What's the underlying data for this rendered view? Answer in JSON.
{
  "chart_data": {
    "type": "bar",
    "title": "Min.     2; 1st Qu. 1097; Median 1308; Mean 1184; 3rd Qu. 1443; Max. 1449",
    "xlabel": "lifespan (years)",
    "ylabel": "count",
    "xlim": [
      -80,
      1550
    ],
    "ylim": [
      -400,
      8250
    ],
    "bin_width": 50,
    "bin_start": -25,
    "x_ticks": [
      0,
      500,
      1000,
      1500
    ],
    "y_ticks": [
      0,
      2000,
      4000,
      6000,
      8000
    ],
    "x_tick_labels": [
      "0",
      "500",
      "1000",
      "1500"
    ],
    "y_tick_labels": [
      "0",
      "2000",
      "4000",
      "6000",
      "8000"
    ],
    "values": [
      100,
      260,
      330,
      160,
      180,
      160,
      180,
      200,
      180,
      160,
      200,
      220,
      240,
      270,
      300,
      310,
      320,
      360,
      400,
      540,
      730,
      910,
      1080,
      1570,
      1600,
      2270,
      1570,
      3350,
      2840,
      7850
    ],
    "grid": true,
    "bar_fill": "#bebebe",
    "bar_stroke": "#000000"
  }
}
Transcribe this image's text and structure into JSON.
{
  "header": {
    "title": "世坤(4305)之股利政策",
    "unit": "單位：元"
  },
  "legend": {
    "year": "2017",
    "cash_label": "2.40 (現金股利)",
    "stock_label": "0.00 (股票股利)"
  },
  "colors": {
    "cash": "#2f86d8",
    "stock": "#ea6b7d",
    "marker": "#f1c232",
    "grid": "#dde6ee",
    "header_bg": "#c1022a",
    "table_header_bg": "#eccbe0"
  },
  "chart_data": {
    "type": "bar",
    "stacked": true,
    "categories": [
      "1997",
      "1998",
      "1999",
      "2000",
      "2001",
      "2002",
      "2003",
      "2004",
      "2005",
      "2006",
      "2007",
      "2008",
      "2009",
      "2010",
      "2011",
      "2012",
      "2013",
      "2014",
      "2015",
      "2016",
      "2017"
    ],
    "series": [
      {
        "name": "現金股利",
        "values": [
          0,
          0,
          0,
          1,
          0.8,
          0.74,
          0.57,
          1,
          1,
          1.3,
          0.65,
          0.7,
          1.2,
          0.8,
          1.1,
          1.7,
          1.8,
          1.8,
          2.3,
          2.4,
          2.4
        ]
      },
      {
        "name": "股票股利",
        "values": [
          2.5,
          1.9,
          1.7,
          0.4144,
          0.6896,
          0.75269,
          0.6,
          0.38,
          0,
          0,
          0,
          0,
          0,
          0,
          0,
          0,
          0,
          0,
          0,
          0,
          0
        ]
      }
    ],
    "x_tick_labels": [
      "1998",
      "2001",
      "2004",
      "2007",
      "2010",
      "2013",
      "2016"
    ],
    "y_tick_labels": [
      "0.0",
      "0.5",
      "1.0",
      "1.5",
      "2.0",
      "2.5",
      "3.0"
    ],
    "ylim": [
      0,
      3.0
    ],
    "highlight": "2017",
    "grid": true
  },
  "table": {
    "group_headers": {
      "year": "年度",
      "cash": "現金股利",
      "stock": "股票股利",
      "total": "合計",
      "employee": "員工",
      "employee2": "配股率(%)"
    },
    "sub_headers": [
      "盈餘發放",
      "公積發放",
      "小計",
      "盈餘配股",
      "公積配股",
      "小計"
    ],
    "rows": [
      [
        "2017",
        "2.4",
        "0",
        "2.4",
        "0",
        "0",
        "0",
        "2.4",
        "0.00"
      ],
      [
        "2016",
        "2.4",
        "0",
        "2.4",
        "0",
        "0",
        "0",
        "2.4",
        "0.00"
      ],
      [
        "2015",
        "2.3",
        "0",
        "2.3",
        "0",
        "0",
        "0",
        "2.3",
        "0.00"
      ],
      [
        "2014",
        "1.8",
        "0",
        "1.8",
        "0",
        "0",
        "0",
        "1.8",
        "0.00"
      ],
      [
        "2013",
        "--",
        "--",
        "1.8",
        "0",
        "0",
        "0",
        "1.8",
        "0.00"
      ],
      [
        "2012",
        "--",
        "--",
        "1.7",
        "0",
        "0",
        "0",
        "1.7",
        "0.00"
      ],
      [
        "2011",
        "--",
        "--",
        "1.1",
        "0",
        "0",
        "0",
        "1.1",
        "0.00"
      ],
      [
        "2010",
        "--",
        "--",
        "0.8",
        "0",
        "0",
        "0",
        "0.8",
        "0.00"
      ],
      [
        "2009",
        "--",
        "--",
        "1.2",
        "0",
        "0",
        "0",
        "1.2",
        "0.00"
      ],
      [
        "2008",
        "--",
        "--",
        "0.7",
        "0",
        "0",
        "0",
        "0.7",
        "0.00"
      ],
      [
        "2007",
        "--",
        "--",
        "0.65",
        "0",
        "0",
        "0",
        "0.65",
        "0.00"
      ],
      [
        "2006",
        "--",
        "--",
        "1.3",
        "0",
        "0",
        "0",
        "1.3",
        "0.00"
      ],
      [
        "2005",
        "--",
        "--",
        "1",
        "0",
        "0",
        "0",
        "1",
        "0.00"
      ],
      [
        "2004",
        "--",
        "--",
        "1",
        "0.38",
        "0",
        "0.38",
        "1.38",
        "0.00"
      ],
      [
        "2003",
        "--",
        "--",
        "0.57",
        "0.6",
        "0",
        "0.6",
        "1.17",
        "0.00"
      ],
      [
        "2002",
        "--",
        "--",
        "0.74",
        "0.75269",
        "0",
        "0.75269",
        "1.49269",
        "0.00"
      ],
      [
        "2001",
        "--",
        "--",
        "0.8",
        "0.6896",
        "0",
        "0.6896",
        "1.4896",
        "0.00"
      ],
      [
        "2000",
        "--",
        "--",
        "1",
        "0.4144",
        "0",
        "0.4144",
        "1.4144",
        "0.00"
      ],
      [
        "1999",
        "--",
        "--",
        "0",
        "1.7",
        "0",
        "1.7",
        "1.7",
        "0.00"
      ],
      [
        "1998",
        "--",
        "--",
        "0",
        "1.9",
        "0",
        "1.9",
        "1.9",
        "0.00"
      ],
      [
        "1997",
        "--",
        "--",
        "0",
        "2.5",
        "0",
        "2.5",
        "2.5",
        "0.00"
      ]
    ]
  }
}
-------------------------
*TASK DETAILS*: Every line above needs to be retyped exactly.

*SOLUTION FOR THIS TASK*:
What's the underlying data for this rendered view? Answer in JSON.
{
  "chart_data": {
    "type": "bar",
    "title": "Min.     2; 1st Qu. 1097; Median 1308; Mean 1184; 3rd Qu. 1443; Max. 1449",
    "xlabel": "lifespan (years)",
    "ylabel": "count",
    "xlim": [
      -80,
      1550
    ],
    "ylim": [
      -400,
      8250
    ],
    "bin_width": 50,
    "bin_start": -25,
    "x_ticks": [
      0,
      500,
      1000,
      1500
    ],
    "y_ticks": [
      0,
      2000,
      4000,
      6000,
      8000
    ],
    "x_tick_labels": [
      "0",
      "500",
      "1000",
      "1500"
    ],
    "y_tick_labels": [
      "0",
      "2000",
      "4000",
      "6000",
      "8000"
    ],
    "values": [
      100,
      260,
      330,
      160,
      180,
      160,
      180,
      200,
      180,
      160,
      200,
      220,
      240,
      270,
      300,
      310,
      320,
      360,
      400,
      540,
      730,
      910,
      1080,
      1570,
      1600,
      2270,
      1570,
      3350,
      2840,
      7850
    ],
    "grid": true,
    "bar_fill": "#bebebe",
    "bar_stroke": "#000000"
  }
}
Transcribe this image's text and structure into JSON.
{
  "header": {
    "title": "世坤(4305)之股利政策",
    "unit": "單位：元"
  },
  "legend": {
    "year": "2017",
    "cash_label": "2.40 (現金股利)",
    "stock_label": "0.00 (股票股利)"
  },
  "colors": {
    "cash": "#2f86d8",
    "stock": "#ea6b7d",
    "marker": "#f1c232",
    "grid": "#dde6ee",
    "header_bg": "#c1022a",
    "table_header_bg": "#eccbe0"
  },
  "chart_data": {
    "type": "bar",
    "stacked": true,
    "categories": [
      "1997",
      "1998",
      "1999",
      "2000",
      "2001",
      "2002",
      "2003",
      "2004",
      "2005",
      "2006",
      "2007",
      "2008",
      "2009",
      "2010",
      "2011",
      "2012",
      "2013",
      "2014",
      "2015",
      "2016",
      "2017"
    ],
    "series": [
      {
        "name": "現金股利",
        "values": [
          0,
          0,
          0,
          1,
          0.8,
          0.74,
          0.57,
          1,
          1,
          1.3,
          0.65,
          0.7,
          1.2,
          0.8,
          1.1,
          1.7,
          1.8,
          1.8,
          2.3,
          2.4,
          2.4
        ]
      },
      {
        "name": "股票股利",
        "values": [
          2.5,
          1.9,
          1.7,
          0.4144,
          0.6896,
          0.75269,
          0.6,
          0.38,
          0,
          0,
          0,
          0,
          0,
          0,
          0,
          0,
          0,
          0,
          0,
          0,
          0
        ]
      }
    ],
    "x_tick_labels": [
      "1998",
      "2001",
      "2004",
      "2007",
      "2010",
      "2013",
      "2016"
    ],
    "y_tick_labels": [
      "0.0",
      "0.5",
      "1.0",
      "1.5",
      "2.0",
      "2.5",
      "3.0"
    ],
    "ylim": [
      0,
      3.0
    ],
    "highlight": "2017",
    "grid": true
  },
  "table": {
    "group_headers": {
      "year": "年度",
      "cash": "現金股利",
      "stock": "股票股利",
      "total": "合計",
      "employee": "員工",
      "employee2": "配股率(%)"
    },
    "sub_headers": [
      "盈餘發放",
      "公積發放",
      "小計",
      "盈餘配股",
      "公積配股",
      "小計"
    ],
    "rows": [
      [
        "2017",
        "2.4",
        "0",
        "2.4",
        "0",
        "0",
        "0",
        "2.4",
        "0.00"
      ],
      [
        "2016",
        "2.4",
        "0",
        "2.4",
        "0",
        "0",
        "0",
        "2.4",
        "0.00"
      ],
      [
        "2015",
        "2.3",
        "0",
        "2.3",
        "0",
        "0",
        "0",
        "2.3",
        "0.00"
      ],
      [
        "2014",
        "1.8",
        "0",
        "1.8",
        "0",
        "0",
        "0",
        "1.8",
        "0.00"
      ],
      [
        "2013",
        "--",
        "--",
        "1.8",
        "0",
        "0",
        "0",
        "1.8",
        "0.00"
      ],
      [
        "2012",
        "--",
        "--",
        "1.7",
        "0",
        "0",
        "0",
        "1.7",
        "0.00"
      ],
      [
        "2011",
        "--",
        "--",
        "1.1",
        "0",
        "0",
        "0",
        "1.1",
        "0.00"
      ],
      [
        "2010",
        "--",
        "--",
        "0.8",
        "0",
        "0",
        "0",
        "0.8",
        "0.00"
      ],
      [
        "2009",
        "--",
        "--",
        "1.2",
        "0",
        "0",
        "0",
        "1.2",
        "0.00"
      ],
      [
        "2008",
        "--",
        "--",
        "0.7",
        "0",
        "0",
        "0",
        "0.7",
        "0.00"
      ],
      [
        "2007",
        "--",
        "--",
        "0.65",
        "0",
        "0",
        "0",
        "0.65",
        "0.00"
      ],
      [
        "2006",
        "--",
        "--",
        "1.3",
        "0",
        "0",
        "0",
        "1.3",
        "0.00"
      ],
      [
        "2005",
        "--",
        "--",
        "1",
        "0",
        "0",
        "0",
        "1",
        "0.00"
      ],
      [
        "2004",
        "--",
        "--",
        "1",
        "0.38",
        "0",
        "0.38",
        "1.38",
        "0.00"
      ],
      [
        "2003",
        "--",
        "--",
        "0.57",
        "0.6",
        "0",
        "0.6",
        "1.17",
        "0.00"
      ],
      [
        "2002",
        "--",
        "--",
        "0.74",
        "0.75269",
        "0",
        "0.75269",
        "1.49269",
        "0.00"
      ],
      [
        "2001",
        "--",
        "--",
        "0.8",
        "0.6896",
        "0",
        "0.6896",
        "1.4896",
        "0.00"
      ],
      [
        "2000",
        "--",
        "--",
        "1",
        "0.4144",
        "0",
        "0.4144",
        "1.4144",
        "0.00"
      ],
      [
        "1999",
        "--",
        "--",
        "0",
        "1.7",
        "0",
        "1.7",
        "1.7",
        "0.00"
      ],
      [
        "1998",
        "--",
        "--",
        "0",
        "1.9",
        "0",
        "1.9",
        "1.9",
        "0.00"
      ],
      [
        "1997",
        "--",
        "--",
        "0",
        "2.5",
        "0",
        "2.5",
        "2.5",
        "0.00"
      ]
    ]
  }
}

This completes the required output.